- [Source records]
== == ==

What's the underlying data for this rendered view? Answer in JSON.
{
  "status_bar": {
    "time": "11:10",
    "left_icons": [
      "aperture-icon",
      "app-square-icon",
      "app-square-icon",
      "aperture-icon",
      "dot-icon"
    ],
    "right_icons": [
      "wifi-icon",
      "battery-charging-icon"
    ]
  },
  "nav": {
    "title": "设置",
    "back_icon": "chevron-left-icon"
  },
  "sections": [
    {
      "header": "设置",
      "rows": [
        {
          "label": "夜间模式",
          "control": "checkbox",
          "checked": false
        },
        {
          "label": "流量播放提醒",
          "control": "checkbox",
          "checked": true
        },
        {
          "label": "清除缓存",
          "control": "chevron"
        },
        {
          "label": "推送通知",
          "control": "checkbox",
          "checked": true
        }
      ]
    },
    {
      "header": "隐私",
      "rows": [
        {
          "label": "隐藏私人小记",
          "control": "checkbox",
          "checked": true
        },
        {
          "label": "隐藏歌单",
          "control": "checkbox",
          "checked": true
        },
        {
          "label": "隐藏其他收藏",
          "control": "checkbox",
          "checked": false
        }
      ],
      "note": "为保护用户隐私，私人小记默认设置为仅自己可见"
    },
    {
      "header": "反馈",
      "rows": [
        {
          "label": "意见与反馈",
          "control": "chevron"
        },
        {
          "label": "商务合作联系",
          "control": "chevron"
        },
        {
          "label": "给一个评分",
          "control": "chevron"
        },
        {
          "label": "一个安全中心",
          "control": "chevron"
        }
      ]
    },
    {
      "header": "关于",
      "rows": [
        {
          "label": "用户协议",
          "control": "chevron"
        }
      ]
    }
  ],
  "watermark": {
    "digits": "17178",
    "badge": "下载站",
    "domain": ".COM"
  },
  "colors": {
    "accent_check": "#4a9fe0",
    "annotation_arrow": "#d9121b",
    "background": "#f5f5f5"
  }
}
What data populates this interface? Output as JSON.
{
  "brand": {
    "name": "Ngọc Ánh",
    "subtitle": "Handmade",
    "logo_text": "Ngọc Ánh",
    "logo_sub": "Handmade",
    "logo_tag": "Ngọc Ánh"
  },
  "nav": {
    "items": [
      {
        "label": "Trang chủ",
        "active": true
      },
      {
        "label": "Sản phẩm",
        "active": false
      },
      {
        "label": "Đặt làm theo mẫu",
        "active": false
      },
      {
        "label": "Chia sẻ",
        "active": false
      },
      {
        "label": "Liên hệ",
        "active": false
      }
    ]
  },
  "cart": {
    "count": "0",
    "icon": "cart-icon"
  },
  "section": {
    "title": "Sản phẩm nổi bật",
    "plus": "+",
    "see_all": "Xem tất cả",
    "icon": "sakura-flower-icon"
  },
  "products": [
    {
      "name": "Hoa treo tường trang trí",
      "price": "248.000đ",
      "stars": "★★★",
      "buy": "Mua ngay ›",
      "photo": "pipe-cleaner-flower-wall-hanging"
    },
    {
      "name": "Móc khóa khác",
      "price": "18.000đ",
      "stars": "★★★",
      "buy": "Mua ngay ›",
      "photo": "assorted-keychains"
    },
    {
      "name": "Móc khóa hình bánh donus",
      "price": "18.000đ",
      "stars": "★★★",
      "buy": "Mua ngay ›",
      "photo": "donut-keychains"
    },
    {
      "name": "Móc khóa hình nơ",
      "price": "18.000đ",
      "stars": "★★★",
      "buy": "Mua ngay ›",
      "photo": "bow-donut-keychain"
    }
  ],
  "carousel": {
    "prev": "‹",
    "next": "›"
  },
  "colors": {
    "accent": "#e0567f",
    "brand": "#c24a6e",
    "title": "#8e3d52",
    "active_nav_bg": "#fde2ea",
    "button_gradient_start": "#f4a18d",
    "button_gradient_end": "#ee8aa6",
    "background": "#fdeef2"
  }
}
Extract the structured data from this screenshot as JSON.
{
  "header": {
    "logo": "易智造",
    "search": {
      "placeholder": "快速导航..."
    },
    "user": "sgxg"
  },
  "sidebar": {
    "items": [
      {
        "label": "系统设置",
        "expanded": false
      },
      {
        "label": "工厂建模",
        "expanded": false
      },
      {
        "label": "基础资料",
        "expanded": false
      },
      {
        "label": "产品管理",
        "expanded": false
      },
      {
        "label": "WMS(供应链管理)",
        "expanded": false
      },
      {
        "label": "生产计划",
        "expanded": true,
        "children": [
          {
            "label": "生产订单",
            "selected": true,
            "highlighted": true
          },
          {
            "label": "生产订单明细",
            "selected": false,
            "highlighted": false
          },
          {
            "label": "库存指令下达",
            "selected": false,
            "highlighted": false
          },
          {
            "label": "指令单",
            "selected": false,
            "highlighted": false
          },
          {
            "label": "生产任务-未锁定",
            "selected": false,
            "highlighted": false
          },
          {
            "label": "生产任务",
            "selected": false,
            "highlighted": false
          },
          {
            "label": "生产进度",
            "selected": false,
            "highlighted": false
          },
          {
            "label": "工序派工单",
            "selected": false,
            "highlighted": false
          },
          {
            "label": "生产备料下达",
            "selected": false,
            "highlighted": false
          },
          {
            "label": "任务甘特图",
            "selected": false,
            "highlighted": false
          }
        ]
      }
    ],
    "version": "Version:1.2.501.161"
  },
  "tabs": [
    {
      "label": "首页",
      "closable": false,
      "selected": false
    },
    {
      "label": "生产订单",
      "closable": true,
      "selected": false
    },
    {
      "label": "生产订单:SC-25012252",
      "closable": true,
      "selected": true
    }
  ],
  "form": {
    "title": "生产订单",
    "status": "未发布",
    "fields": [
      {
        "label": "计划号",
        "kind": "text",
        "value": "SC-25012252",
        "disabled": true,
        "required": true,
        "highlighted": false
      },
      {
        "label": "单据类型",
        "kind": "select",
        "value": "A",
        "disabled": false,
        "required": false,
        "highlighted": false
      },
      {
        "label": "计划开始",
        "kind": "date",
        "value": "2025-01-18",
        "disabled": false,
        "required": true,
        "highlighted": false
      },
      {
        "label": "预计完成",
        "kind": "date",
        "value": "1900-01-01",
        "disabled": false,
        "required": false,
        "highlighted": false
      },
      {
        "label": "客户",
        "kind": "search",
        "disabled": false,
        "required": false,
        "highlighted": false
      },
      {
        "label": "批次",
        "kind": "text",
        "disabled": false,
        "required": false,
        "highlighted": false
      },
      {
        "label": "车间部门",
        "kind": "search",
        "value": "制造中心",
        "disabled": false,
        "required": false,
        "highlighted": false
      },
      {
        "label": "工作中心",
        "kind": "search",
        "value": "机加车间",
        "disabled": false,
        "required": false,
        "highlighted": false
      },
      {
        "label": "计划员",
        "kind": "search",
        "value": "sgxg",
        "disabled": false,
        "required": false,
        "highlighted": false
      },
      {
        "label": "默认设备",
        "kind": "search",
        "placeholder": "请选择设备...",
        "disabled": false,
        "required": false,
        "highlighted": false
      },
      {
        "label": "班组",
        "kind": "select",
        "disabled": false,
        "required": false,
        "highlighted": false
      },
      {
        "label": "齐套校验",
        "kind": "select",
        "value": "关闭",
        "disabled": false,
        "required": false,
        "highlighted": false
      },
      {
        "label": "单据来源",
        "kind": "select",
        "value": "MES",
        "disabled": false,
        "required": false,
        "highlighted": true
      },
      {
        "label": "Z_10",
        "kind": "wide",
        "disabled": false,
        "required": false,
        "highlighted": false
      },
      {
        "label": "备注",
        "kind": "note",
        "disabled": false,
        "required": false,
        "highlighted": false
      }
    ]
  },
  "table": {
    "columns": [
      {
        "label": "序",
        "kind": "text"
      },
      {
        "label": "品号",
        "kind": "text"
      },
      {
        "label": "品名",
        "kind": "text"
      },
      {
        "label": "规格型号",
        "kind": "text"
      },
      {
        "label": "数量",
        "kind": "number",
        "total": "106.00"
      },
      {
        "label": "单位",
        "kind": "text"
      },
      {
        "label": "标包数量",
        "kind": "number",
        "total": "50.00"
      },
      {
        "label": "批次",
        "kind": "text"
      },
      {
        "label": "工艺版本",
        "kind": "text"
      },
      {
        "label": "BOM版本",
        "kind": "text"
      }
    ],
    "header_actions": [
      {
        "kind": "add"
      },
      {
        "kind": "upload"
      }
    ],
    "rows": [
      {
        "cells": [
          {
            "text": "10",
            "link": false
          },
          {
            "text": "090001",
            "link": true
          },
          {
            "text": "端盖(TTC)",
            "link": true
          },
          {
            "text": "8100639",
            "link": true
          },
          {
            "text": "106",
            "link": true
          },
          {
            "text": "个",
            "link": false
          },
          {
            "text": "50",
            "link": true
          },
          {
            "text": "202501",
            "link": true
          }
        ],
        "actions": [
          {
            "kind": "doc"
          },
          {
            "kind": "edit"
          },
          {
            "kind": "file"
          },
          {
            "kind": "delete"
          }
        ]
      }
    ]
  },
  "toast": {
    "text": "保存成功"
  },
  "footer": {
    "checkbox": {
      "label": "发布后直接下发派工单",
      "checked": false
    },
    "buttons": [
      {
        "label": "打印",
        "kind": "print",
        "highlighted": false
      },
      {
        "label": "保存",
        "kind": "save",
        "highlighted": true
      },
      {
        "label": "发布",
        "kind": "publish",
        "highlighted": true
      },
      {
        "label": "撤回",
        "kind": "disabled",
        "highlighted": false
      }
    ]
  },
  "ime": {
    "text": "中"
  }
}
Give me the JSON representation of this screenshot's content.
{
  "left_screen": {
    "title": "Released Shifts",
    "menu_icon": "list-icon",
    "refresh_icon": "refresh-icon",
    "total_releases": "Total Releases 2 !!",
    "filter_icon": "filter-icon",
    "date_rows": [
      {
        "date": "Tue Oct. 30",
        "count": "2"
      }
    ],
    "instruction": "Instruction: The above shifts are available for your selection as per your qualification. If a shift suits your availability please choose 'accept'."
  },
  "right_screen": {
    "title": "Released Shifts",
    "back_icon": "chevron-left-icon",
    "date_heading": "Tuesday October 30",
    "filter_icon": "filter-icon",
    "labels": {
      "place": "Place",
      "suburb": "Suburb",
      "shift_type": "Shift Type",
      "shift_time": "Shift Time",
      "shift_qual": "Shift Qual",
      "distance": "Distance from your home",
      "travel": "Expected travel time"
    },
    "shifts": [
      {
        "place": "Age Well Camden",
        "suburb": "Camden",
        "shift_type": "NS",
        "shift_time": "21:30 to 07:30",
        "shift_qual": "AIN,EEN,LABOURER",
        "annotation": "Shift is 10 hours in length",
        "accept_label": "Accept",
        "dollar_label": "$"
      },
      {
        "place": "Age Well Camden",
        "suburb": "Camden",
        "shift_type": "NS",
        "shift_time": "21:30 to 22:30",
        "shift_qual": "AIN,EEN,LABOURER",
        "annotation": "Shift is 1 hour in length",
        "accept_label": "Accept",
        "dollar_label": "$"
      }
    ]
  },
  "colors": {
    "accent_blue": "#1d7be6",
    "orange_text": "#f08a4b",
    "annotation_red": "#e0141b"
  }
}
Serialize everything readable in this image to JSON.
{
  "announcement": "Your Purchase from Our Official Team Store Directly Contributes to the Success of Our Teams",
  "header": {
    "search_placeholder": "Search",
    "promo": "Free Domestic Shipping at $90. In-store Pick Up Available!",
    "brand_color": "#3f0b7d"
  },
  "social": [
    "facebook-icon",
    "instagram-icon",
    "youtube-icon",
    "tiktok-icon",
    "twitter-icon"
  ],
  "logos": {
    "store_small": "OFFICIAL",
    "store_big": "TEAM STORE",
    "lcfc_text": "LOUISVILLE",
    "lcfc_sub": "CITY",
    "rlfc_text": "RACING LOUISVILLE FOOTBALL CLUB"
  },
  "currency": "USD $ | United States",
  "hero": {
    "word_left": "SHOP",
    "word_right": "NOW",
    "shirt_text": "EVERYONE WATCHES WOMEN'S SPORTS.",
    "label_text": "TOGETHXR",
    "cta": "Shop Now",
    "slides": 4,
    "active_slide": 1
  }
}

== == ==

- [Exercise]
Find the line that contains "Serialize everything readable" in the listing above. Retype it and every line after it up to the last, exactly, and nothing else.

- [Correct response]
Serialize everything readable in this image to JSON.
{
  "announcement": "Your Purchase from Our Official Team Store Directly Contributes to the Success of Our Teams",
  "header": {
    "search_placeholder": "Search",
    "promo": "Free Domestic Shipping at $90. In-store Pick Up Available!",
    "brand_color": "#3f0b7d"
  },
  "social": [
    "facebook-icon",
    "instagram-icon",
    "youtube-icon",
    "tiktok-icon",
    "twitter-icon"
  ],
  "logos": {
    "store_small": "OFFICIAL",
    "store_big": "TEAM STORE",
    "lcfc_text": "LOUISVILLE",
    "lcfc_sub": "CITY",
    "rlfc_text": "RACING LOUISVILLE FOOTBALL CLUB"
  },
  "currency": "USD $ | United States",
  "hero": {
    "word_left": "SHOP",
    "word_right": "NOW",
    "shirt_text": "EVERYONE WATCHES WOMEN'S SPORTS.",
    "label_text": "TOGETHXR",
    "cta": "Shop Now",
    "slides": 4,
    "active_slide": 1
  }
}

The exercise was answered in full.